TASK BRIEF:
Pick every line from the data that holds the word "things".

RECORD SET:
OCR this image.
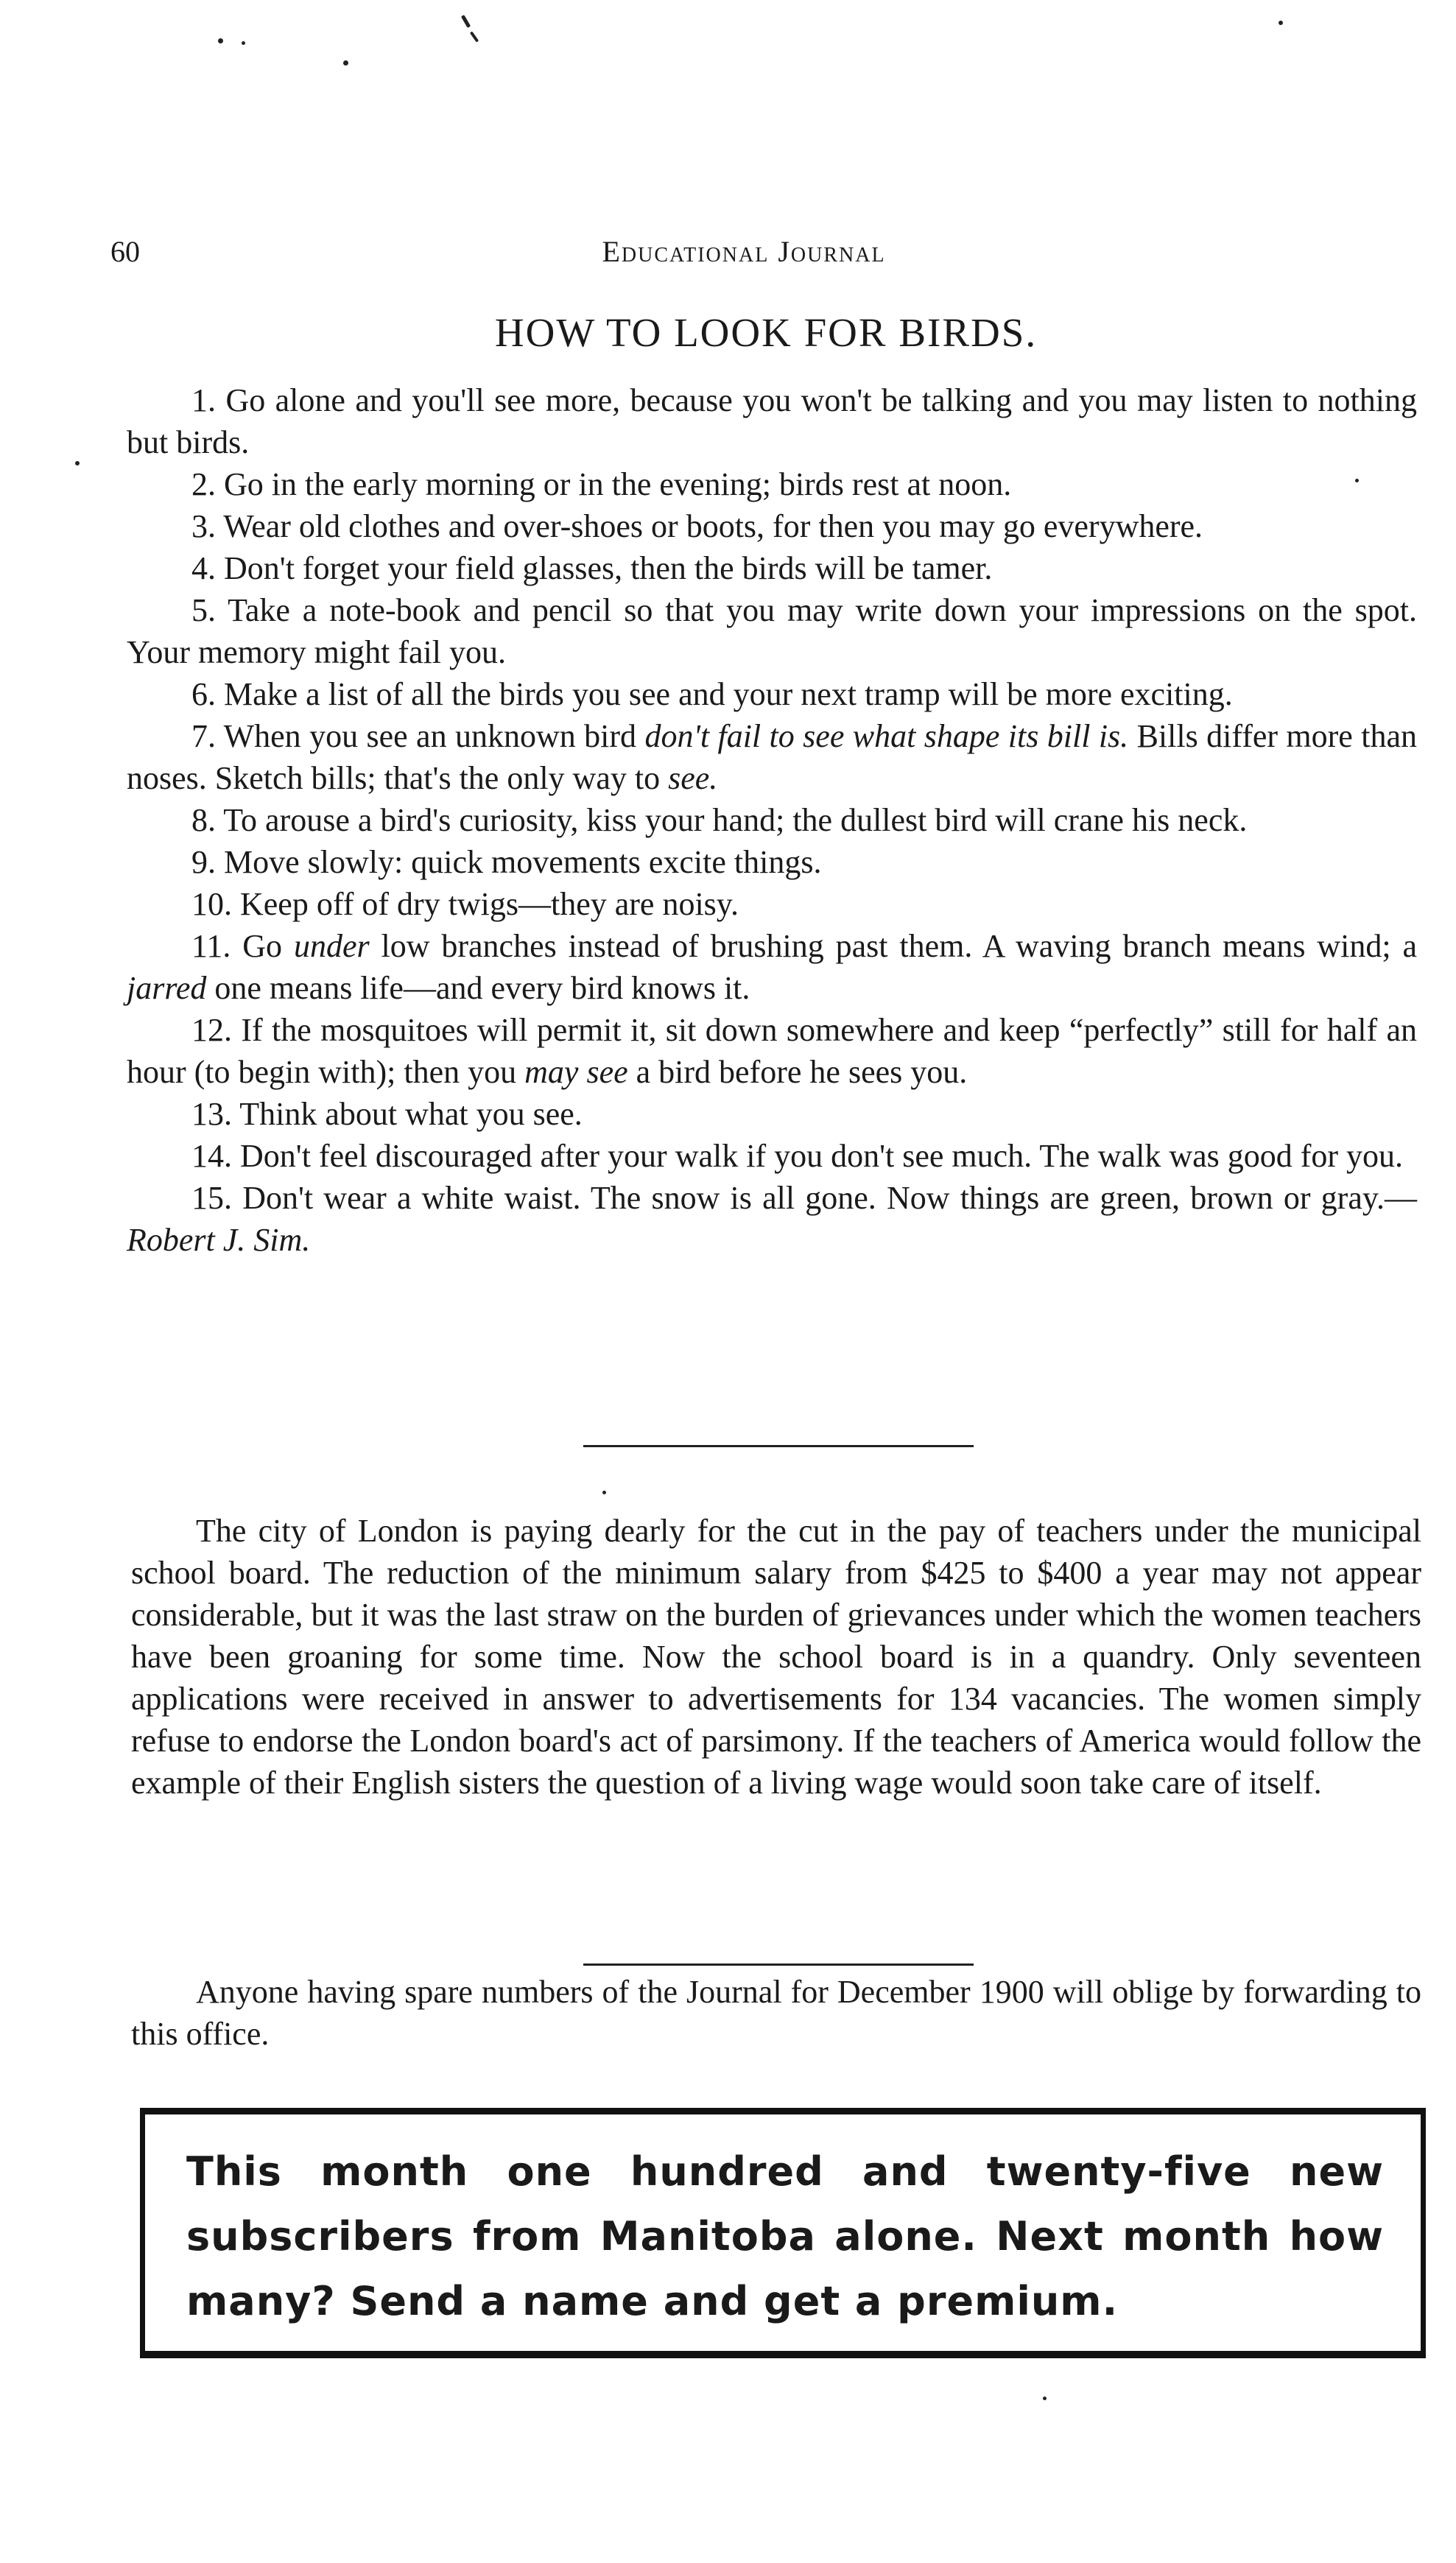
60	Educational Journal
HOW TO LOOK FOR BIRDS.
1. Go alone and you'll see more, because you won't be talking and you may listen to nothing but birds.
2. Go in the early morning or in the evening; birds rest at noon.
3. Wear old clothes and over-shoes or boots, for then you may go everywhere.
4. Don't forget your field glasses, then the birds will be tamer.
5. Take a note-book and pencil so that you may write down your impressions on the spot. Your memory might fail you.
6. Make a list of all the birds you see and your next tramp will be more exciting.
7. When you see an unknown bird don't fail to see what shape its bill is. Bills differ more than noses. Sketch bills; that's the only way to see.
8. To arouse a bird's curiosity, kiss your hand; the dullest bird will crane his neck.
9. Move slowly: quick movements excite things.
10. Keep off of dry twigs—they are noisy.
11. Go under low branches instead of brushing past them. A waving branch means wind; a jarred one means life—and every bird knows it.
12. If the mosquitoes will permit it, sit down somewhere and keep “perfectly” still for half an hour (to begin with); then you may see a bird before he sees you.
13. Think about what you see.
14. Don't feel discouraged after your walk if you don't see much. The walk was good for you.
15. Don't wear a white waist. The snow is all gone. Now things are green, brown or gray.—Robert J. Sim.

The city of London is paying dearly for the cut in the pay of teachers under the municipal school board. The reduction of the minimum salary from $425 to $400 a year may not appear considerable, but it was the last straw on the burden of grievances under which the women teachers have been groaning for some time. Now the school board is in a quandry. Only seventeen applications were received in answer to advertisements for 134 vacancies. The women simply refuse to endorse the London board's act of parsimony. If the teachers of America would follow the example of their English sisters the question of a living wage would soon take care of itself.

Anyone having spare numbers of the Journal for December 1900 will oblige by forwarding to this office.

This month one hundred and twenty-five new subscribers from Manitoba alone. Next month how many? Send a name and get a premium.
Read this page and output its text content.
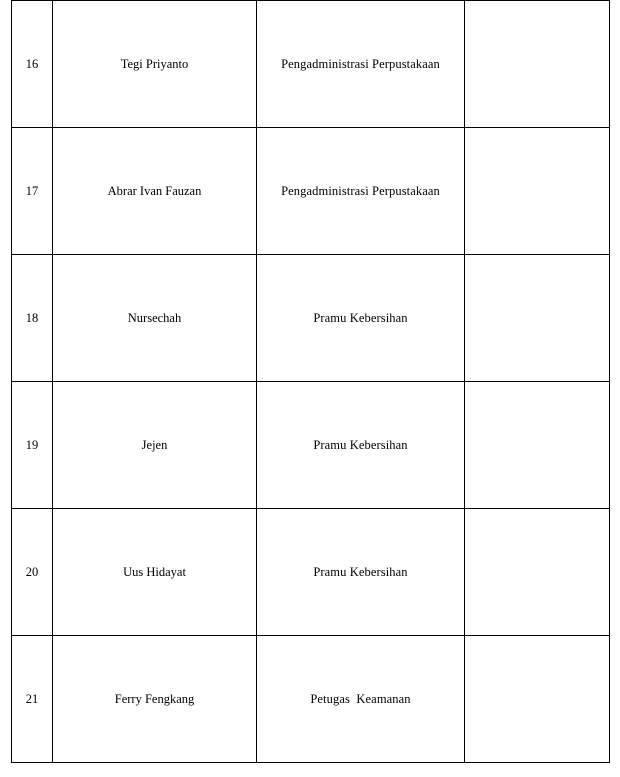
16	Tegi Priyanto	Pengadministrasi Perpustakaan	
17	Abrar Ivan Fauzan	Pengadministrasi Perpustakaan	
18	Nursechah	Pramu Kebersihan	
19	Jejen	Pramu Kebersihan	
20	Uus Hidayat	Pramu Kebersihan	
21	Ferry Fengkang	Petugas  Keamanan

RESPONSE TO THIS TASK:
9. Move slowly: quick movements excite things.
15. Don't wear a white waist. The snow is all gone. Now things are green, brown or gray.—Robert J. Sim.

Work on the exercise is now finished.